To do - Scan the entries below. List each line with "name".

Figure record listings

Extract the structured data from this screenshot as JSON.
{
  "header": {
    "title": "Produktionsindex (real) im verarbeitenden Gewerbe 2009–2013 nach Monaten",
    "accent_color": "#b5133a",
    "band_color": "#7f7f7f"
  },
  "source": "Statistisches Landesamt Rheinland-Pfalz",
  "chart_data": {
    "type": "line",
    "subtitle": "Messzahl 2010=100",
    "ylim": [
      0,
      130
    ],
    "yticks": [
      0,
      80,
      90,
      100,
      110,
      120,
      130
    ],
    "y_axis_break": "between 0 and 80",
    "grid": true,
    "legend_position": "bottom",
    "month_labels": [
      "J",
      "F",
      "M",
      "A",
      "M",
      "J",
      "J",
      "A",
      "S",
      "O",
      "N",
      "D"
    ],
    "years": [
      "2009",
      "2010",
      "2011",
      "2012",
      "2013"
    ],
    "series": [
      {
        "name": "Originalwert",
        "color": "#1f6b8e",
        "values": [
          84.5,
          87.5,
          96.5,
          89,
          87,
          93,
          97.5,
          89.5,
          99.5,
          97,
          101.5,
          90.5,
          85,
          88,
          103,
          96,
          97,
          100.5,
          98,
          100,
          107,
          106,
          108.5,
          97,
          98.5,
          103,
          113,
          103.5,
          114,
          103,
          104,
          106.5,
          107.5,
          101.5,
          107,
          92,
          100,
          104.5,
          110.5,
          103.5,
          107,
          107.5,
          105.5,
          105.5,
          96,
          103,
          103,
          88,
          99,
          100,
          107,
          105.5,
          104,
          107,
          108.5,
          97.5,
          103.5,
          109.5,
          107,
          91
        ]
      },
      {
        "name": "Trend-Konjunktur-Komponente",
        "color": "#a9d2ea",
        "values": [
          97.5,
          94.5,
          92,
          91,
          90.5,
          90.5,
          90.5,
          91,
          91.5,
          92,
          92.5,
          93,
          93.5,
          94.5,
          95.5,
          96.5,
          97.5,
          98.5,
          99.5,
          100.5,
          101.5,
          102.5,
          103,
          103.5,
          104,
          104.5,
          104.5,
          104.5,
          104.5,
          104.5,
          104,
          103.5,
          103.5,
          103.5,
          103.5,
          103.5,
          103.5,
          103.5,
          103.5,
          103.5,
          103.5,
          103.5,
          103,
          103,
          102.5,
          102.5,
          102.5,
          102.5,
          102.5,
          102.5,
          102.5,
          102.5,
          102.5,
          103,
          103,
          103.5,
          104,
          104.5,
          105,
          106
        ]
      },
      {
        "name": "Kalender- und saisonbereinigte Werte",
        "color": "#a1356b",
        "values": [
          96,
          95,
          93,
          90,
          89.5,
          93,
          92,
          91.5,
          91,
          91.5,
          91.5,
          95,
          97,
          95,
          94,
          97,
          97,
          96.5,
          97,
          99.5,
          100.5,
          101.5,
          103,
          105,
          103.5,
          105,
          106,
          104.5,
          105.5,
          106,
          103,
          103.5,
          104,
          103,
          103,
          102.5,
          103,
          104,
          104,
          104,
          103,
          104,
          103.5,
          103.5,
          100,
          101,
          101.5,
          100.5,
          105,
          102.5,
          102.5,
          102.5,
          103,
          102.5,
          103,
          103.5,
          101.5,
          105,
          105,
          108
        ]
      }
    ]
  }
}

Written answer -
        "name": "Originalwert",
        "name": "Trend-Konjunktur-Komponente",
        "name": "Kalender- und saisonbereinigte Werte",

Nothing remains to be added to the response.